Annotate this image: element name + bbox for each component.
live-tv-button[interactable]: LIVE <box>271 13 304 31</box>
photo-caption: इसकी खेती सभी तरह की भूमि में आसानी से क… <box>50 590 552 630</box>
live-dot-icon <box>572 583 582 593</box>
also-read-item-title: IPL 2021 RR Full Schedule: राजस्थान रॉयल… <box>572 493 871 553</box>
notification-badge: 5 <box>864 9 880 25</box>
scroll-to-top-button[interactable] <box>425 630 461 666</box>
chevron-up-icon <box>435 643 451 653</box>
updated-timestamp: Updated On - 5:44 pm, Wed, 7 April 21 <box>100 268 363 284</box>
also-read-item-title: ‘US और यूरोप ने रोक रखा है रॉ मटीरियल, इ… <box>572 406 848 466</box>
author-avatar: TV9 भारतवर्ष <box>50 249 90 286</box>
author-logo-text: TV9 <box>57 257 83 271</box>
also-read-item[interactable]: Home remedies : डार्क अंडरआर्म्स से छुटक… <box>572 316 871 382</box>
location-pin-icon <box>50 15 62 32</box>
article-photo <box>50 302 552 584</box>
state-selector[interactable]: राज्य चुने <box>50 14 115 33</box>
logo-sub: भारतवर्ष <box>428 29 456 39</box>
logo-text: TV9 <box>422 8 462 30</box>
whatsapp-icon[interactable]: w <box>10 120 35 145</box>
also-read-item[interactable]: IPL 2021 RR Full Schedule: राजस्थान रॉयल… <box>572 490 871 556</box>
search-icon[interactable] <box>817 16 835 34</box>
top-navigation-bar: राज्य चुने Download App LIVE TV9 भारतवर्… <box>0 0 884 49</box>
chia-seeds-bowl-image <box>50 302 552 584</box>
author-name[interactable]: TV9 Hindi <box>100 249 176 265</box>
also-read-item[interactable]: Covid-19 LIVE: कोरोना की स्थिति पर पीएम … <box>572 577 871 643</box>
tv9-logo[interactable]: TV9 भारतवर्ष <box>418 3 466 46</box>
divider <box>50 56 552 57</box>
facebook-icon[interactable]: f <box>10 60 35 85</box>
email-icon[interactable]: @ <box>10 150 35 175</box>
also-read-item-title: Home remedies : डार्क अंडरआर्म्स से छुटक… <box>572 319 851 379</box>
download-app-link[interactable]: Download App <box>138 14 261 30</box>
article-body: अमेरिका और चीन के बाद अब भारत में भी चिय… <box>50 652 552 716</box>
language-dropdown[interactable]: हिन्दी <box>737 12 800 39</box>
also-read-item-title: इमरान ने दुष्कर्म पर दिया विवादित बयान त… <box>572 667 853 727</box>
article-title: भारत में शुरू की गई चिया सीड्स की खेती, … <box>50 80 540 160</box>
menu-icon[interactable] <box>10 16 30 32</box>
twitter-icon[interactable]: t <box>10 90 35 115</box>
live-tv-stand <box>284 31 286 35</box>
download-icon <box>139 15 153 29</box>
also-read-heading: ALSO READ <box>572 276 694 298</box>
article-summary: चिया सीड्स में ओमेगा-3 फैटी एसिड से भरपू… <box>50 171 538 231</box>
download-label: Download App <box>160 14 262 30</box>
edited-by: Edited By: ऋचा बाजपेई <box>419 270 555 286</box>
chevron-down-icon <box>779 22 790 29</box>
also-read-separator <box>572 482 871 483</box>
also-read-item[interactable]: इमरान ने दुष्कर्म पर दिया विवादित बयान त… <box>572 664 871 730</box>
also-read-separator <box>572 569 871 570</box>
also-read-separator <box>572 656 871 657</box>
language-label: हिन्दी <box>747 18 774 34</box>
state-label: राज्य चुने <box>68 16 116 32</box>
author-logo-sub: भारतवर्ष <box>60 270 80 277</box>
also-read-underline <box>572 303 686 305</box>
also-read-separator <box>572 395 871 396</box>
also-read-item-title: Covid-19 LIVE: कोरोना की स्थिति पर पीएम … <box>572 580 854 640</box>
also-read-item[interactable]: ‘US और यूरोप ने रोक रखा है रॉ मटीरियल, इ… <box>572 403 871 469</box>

● ● ● ●

▶ [Exercise directions] Copy every line of the items above, character for character, with nothing added or changed.

▶ [Response to this exercise]
Annotate this image: element name + bbox for each component.
live-tv-button[interactable]: LIVE <box>271 13 304 31</box>
photo-caption: इसकी खेती सभी तरह की भूमि में आसानी से क… <box>50 590 552 630</box>
live-dot-icon <box>572 583 582 593</box>
also-read-item-title: IPL 2021 RR Full Schedule: राजस्थान रॉयल… <box>572 493 871 553</box>
notification-badge: 5 <box>864 9 880 25</box>
scroll-to-top-button[interactable] <box>425 630 461 666</box>
chevron-up-icon <box>435 643 451 653</box>
updated-timestamp: Updated On - 5:44 pm, Wed, 7 April 21 <box>100 268 363 284</box>
also-read-item-title: ‘US और यूरोप ने रोक रखा है रॉ मटीरियल, इ… <box>572 406 848 466</box>
author-avatar: TV9 भारतवर्ष <box>50 249 90 286</box>
author-logo-text: TV9 <box>57 257 83 271</box>
also-read-item[interactable]: Home remedies : डार्क अंडरआर्म्स से छुटक… <box>572 316 871 382</box>
location-pin-icon <box>50 15 62 32</box>
article-photo <box>50 302 552 584</box>
state-selector[interactable]: राज्य चुने <box>50 14 115 33</box>
logo-sub: भारतवर्ष <box>428 29 456 39</box>
logo-text: TV9 <box>422 8 462 30</box>
whatsapp-icon[interactable]: w <box>10 120 35 145</box>
also-read-item[interactable]: IPL 2021 RR Full Schedule: राजस्थान रॉयल… <box>572 490 871 556</box>
search-icon[interactable] <box>817 16 835 34</box>
top-navigation-bar: राज्य चुने Download App LIVE TV9 भारतवर्… <box>0 0 884 49</box>
chia-seeds-bowl-image <box>50 302 552 584</box>
author-name[interactable]: TV9 Hindi <box>100 249 176 265</box>
also-read-item[interactable]: Covid-19 LIVE: कोरोना की स्थिति पर पीएम … <box>572 577 871 643</box>
tv9-logo[interactable]: TV9 भारतवर्ष <box>418 3 466 46</box>
divider <box>50 56 552 57</box>
facebook-icon[interactable]: f <box>10 60 35 85</box>
email-icon[interactable]: @ <box>10 150 35 175</box>
also-read-item-title: Home remedies : डार्क अंडरआर्म्स से छुटक… <box>572 319 851 379</box>
download-app-link[interactable]: Download App <box>138 14 261 30</box>
article-body: अमेरिका और चीन के बाद अब भारत में भी चिय… <box>50 652 552 716</box>
language-dropdown[interactable]: हिन्दी <box>737 12 800 39</box>
also-read-item-title: इमरान ने दुष्कर्म पर दिया विवादित बयान त… <box>572 667 853 727</box>
article-title: भारत में शुरू की गई चिया सीड्स की खेती, … <box>50 80 540 160</box>
menu-icon[interactable] <box>10 16 30 32</box>
twitter-icon[interactable]: t <box>10 90 35 115</box>
live-tv-stand <box>284 31 286 35</box>
download-icon <box>139 15 153 29</box>
also-read-heading: ALSO READ <box>572 276 694 298</box>
article-summary: चिया सीड्स में ओमेगा-3 फैटी एसिड से भरपू… <box>50 171 538 231</box>
download-label: Download App <box>160 14 262 30</box>
edited-by: Edited By: ऋचा बाजपेई <box>419 270 555 286</box>
chevron-down-icon <box>779 22 790 29</box>
also-read-separator <box>572 482 871 483</box>
also-read-item[interactable]: इमरान ने दुष्कर्म पर दिया विवादित बयान त… <box>572 664 871 730</box>
also-read-separator <box>572 569 871 570</box>
also-read-separator <box>572 656 871 657</box>
language-label: हिन्दी <box>747 18 774 34</box>
state-label: राज्य चुने <box>68 16 116 32</box>
author-logo-sub: भारतवर्ष <box>60 270 80 277</box>
also-read-underline <box>572 303 686 305</box>
also-read-separator <box>572 395 871 396</box>
also-read-item-title: Covid-19 LIVE: कोरोना की स्थिति पर पीएम … <box>572 580 854 640</box>
also-read-item[interactable]: ‘US और यूरोप ने रोक रखा है रॉ मटीरियल, इ… <box>572 403 871 469</box>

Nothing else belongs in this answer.